Stored records
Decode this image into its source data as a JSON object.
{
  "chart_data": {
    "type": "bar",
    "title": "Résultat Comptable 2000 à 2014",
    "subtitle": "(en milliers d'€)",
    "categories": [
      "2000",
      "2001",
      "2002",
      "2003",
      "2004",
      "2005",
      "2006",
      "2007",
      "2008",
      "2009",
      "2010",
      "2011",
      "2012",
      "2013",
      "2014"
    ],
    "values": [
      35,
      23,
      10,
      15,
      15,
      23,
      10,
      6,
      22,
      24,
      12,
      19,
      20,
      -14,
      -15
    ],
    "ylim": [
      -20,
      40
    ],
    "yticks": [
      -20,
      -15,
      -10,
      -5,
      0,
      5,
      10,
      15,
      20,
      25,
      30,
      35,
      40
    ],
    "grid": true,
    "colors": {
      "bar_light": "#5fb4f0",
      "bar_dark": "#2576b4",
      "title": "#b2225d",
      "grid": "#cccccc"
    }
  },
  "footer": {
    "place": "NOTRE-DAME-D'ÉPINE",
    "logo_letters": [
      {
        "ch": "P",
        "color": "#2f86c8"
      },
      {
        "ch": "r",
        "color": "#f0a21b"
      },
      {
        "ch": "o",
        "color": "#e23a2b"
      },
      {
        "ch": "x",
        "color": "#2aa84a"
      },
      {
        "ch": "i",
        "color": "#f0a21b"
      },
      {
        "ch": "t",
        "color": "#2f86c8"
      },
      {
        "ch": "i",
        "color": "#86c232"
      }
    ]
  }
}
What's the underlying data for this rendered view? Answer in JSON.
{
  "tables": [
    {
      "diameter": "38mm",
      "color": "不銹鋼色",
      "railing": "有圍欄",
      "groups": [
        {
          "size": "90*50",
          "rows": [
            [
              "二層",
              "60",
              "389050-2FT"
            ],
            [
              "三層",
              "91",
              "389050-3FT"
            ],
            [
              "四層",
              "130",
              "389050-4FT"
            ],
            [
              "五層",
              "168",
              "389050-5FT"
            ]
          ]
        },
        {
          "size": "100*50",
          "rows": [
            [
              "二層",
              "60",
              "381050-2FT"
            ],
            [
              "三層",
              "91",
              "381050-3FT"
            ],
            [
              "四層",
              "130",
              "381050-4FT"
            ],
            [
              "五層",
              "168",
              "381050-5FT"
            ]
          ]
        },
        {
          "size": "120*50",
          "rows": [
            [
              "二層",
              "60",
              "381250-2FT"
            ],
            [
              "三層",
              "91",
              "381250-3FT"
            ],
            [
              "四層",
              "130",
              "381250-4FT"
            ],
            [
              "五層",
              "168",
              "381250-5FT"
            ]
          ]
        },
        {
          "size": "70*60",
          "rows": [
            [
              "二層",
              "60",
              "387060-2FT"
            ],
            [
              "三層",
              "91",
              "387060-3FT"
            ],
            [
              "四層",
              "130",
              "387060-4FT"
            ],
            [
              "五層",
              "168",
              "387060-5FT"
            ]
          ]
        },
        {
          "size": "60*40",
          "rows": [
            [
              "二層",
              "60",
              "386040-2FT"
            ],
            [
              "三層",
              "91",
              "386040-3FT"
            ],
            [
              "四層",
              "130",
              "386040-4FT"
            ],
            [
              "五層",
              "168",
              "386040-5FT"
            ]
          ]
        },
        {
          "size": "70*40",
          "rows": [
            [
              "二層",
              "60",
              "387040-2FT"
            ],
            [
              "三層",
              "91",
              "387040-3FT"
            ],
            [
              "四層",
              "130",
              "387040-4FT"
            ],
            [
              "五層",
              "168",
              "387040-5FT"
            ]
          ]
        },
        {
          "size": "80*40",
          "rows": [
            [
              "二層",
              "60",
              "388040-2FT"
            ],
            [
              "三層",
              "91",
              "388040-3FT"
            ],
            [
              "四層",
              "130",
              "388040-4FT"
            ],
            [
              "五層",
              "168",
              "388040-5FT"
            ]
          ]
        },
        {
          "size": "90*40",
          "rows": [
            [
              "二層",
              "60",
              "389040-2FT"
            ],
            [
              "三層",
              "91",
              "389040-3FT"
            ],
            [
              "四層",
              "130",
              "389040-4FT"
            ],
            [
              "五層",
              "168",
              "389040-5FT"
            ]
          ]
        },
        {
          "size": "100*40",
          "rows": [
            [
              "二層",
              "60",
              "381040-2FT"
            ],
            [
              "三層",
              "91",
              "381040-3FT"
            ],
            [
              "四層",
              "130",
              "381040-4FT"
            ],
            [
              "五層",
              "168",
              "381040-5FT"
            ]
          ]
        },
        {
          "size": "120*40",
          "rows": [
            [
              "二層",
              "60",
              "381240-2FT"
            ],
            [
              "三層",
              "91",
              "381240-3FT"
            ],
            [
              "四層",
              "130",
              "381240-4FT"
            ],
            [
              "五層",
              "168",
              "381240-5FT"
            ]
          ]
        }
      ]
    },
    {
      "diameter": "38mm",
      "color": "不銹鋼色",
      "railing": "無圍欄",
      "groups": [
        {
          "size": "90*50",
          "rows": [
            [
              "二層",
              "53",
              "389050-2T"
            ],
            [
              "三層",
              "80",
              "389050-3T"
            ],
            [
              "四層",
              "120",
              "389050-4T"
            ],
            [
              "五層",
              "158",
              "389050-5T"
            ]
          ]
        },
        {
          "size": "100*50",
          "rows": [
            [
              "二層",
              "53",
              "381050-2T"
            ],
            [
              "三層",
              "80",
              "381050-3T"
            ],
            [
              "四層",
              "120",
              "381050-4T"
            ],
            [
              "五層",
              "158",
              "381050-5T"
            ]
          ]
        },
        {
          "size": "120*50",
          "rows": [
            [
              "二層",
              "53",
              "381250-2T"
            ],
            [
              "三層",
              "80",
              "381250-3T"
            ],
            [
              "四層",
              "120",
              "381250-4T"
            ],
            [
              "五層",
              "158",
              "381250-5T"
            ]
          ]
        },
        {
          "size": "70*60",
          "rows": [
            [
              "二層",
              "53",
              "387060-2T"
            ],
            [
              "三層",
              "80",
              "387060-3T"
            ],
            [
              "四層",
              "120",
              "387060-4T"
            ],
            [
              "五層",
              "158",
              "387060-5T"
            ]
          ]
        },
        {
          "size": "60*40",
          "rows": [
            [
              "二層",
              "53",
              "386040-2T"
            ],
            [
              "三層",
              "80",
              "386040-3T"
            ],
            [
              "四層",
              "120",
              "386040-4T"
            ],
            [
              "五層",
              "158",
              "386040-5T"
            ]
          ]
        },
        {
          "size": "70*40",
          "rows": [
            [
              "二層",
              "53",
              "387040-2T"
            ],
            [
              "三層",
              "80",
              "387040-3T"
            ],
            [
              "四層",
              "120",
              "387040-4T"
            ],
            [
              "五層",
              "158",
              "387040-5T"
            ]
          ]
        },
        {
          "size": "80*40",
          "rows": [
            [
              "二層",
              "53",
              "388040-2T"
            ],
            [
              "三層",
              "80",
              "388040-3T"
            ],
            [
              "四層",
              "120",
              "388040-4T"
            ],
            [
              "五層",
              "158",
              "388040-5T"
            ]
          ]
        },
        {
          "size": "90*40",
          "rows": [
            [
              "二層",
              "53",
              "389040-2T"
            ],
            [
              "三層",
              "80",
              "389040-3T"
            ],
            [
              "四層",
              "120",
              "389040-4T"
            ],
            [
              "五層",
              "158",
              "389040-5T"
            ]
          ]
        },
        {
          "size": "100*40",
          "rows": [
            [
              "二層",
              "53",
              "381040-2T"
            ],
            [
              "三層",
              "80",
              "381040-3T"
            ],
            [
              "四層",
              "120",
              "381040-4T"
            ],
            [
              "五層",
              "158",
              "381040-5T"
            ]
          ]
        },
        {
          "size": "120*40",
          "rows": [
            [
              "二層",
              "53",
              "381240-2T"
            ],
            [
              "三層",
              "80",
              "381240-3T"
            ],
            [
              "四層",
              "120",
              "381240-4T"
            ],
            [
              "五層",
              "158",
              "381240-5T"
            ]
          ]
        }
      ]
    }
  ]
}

The task
Search the entries for the string "JSON" and collect each line that has it.

Written response
Decode this image into its source data as a JSON object.
What's the underlying data for this rendered view? Answer in JSON.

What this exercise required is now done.